**Exercise inputs**

>>>>

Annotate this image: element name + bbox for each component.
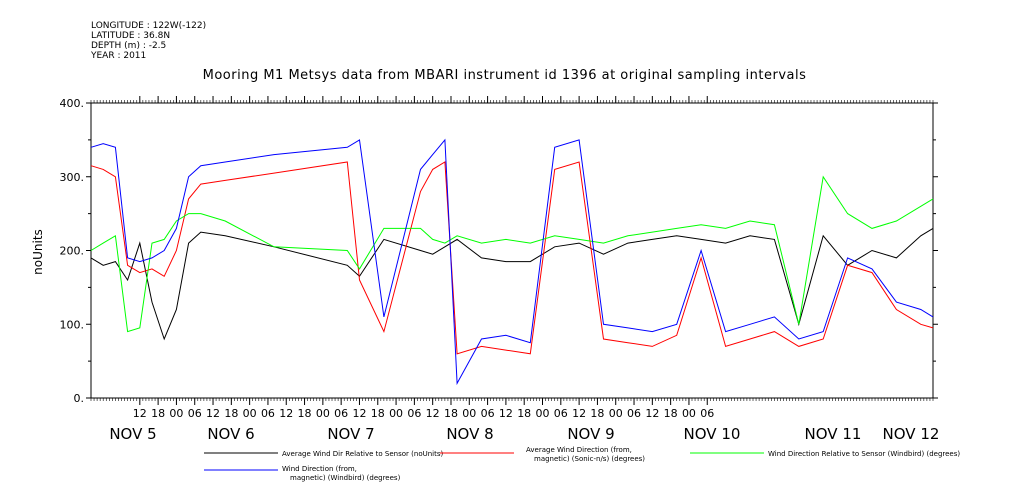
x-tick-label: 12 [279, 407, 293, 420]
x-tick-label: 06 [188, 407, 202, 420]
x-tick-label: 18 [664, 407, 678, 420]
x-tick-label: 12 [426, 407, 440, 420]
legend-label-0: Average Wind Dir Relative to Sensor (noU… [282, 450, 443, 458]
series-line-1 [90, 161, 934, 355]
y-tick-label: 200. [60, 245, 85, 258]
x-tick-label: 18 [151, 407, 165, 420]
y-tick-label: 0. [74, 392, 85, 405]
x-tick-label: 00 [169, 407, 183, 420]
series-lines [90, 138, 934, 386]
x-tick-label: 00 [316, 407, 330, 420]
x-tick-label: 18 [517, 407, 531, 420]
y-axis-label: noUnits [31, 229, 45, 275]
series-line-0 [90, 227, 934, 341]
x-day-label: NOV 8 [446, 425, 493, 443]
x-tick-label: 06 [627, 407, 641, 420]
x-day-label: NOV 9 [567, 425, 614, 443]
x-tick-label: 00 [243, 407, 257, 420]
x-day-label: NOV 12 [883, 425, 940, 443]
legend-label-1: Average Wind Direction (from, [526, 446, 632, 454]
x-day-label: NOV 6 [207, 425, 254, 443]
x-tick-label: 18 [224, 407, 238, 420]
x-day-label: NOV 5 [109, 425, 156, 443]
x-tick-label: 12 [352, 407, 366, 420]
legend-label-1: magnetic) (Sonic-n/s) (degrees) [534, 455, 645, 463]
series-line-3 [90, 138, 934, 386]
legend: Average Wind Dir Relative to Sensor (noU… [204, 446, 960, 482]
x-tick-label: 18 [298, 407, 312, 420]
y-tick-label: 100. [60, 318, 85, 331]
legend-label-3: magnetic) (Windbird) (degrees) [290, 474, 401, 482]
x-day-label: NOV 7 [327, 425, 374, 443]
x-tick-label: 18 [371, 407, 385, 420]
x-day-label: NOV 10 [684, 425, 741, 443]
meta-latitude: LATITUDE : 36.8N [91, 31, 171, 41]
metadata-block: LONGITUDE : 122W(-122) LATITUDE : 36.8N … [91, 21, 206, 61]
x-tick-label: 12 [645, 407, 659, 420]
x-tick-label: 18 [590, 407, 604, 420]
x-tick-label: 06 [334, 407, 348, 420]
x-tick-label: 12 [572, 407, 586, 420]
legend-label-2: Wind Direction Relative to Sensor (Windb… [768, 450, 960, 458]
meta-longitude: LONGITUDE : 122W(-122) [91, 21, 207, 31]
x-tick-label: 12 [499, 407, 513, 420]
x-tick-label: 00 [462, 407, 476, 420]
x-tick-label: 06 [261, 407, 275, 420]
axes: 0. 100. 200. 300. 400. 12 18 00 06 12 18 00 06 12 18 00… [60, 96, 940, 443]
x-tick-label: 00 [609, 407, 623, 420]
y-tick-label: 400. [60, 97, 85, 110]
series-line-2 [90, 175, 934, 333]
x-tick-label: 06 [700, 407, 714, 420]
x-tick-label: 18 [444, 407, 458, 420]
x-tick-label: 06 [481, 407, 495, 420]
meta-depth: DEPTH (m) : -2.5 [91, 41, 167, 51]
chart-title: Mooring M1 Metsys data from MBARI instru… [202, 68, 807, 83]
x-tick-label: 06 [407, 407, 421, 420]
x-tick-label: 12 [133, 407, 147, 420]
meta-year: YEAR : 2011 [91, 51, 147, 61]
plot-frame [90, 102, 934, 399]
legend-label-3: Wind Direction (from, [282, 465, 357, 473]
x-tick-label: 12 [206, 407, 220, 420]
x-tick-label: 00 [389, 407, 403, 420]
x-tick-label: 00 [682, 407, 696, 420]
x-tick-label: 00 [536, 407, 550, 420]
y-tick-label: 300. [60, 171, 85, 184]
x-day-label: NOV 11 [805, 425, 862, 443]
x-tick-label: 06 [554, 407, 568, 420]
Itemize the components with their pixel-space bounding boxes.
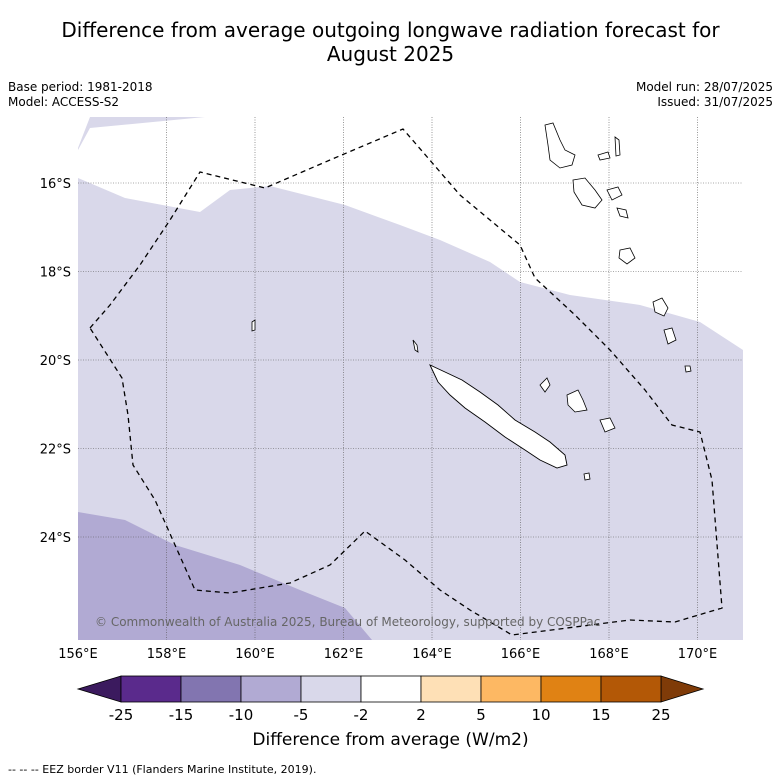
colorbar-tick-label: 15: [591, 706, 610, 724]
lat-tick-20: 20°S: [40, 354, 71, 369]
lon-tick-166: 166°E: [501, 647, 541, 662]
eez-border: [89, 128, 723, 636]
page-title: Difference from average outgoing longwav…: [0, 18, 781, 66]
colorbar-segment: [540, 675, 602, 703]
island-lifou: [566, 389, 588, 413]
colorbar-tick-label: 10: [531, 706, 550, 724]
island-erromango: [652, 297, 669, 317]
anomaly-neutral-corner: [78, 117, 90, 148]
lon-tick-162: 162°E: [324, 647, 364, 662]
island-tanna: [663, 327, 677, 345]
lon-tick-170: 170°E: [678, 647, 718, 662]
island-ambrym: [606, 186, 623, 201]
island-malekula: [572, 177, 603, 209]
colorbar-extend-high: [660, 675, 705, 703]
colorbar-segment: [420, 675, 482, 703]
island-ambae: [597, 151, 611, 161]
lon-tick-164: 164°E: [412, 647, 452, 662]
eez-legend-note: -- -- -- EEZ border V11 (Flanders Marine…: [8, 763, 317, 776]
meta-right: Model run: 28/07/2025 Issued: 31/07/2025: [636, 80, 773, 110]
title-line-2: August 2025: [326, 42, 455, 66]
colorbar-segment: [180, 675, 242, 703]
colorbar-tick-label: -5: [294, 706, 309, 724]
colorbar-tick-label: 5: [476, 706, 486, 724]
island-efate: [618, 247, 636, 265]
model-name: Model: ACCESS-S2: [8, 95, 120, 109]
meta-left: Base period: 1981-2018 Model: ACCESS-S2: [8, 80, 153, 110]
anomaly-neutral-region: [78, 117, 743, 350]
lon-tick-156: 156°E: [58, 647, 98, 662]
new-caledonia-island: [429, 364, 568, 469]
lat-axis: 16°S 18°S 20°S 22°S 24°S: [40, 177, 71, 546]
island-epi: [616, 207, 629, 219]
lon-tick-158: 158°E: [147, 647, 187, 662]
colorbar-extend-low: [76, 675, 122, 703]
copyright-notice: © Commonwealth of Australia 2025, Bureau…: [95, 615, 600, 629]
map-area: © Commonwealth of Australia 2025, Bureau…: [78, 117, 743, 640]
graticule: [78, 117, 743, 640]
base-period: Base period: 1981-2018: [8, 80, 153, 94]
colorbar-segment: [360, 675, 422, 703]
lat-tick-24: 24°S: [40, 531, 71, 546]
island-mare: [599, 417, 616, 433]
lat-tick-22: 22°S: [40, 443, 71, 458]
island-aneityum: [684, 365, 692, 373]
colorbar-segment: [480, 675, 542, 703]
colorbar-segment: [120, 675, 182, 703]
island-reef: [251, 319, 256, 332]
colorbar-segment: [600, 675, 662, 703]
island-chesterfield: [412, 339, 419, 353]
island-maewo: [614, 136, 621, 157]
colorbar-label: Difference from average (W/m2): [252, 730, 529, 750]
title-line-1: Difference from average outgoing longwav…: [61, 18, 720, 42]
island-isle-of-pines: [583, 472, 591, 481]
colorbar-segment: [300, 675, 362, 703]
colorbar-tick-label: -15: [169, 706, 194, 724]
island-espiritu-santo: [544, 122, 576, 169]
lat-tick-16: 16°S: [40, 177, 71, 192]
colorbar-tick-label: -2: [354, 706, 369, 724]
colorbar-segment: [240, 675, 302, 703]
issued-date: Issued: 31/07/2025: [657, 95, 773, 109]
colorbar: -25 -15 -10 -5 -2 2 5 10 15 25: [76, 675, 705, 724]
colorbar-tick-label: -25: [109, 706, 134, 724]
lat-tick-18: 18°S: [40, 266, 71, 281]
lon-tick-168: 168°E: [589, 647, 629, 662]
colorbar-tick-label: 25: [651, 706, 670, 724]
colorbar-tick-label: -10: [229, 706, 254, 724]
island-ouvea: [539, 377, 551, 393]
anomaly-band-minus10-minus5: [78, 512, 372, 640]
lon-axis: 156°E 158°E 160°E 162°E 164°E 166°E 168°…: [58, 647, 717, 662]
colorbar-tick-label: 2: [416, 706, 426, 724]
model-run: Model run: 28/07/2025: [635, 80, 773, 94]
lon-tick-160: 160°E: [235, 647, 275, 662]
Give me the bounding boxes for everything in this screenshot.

<<<<

**Task directions**
Copy the lines word for word, starting with the line that contains "colorbar-tick-label: 15: [591, 706, 610, 724]" and ending after the line that contains "map-area: © Commonwealth".

**Answer in full**
colorbar-tick-label: 15: [591, 706, 610, 724]
lat-tick-20: 20°S: [40, 354, 71, 369]
lon-tick-166: 166°E: [501, 647, 541, 662]
eez-border: [89, 128, 723, 636]
page-title: Difference from average outgoing longwav…: [0, 18, 781, 66]
colorbar-segment: [540, 675, 602, 703]
island-lifou: [566, 389, 588, 413]
colorbar-tick-label: 10: [531, 706, 550, 724]
island-erromango: [652, 297, 669, 317]
anomaly-neutral-corner: [78, 117, 90, 148]
lon-tick-162: 162°E: [324, 647, 364, 662]
island-tanna: [663, 327, 677, 345]
lon-tick-170: 170°E: [678, 647, 718, 662]
island-ambrym: [606, 186, 623, 201]
island-malekula: [572, 177, 603, 209]
colorbar-extend-high: [660, 675, 705, 703]
colorbar-segment: [420, 675, 482, 703]
island-ambae: [597, 151, 611, 161]
lon-tick-164: 164°E: [412, 647, 452, 662]
eez-legend-note: -- -- -- EEZ border V11 (Flanders Marine…: [8, 763, 317, 776]
meta-right: Model run: 28/07/2025 Issued: 31/07/2025: [636, 80, 773, 110]
title-line-2: August 2025: [326, 42, 455, 66]
colorbar-segment: [180, 675, 242, 703]
colorbar-tick-label: -5: [294, 706, 309, 724]
colorbar-tick-label: 5: [476, 706, 486, 724]
island-efate: [618, 247, 636, 265]
model-name: Model: ACCESS-S2: [8, 95, 120, 109]
meta-left: Base period: 1981-2018 Model: ACCESS-S2: [8, 80, 153, 110]
anomaly-neutral-region: [78, 117, 743, 350]
lon-tick-156: 156°E: [58, 647, 98, 662]
new-caledonia-island: [429, 364, 568, 469]
lat-axis: 16°S 18°S 20°S 22°S 24°S: [40, 177, 71, 546]
island-epi: [616, 207, 629, 219]
lon-tick-158: 158°E: [147, 647, 187, 662]
colorbar-extend-low: [76, 675, 122, 703]
copyright-notice: © Commonwealth of Australia 2025, Bureau…: [95, 615, 600, 629]
map-area: © Commonwealth of Australia 2025, Bureau…: [78, 117, 743, 640]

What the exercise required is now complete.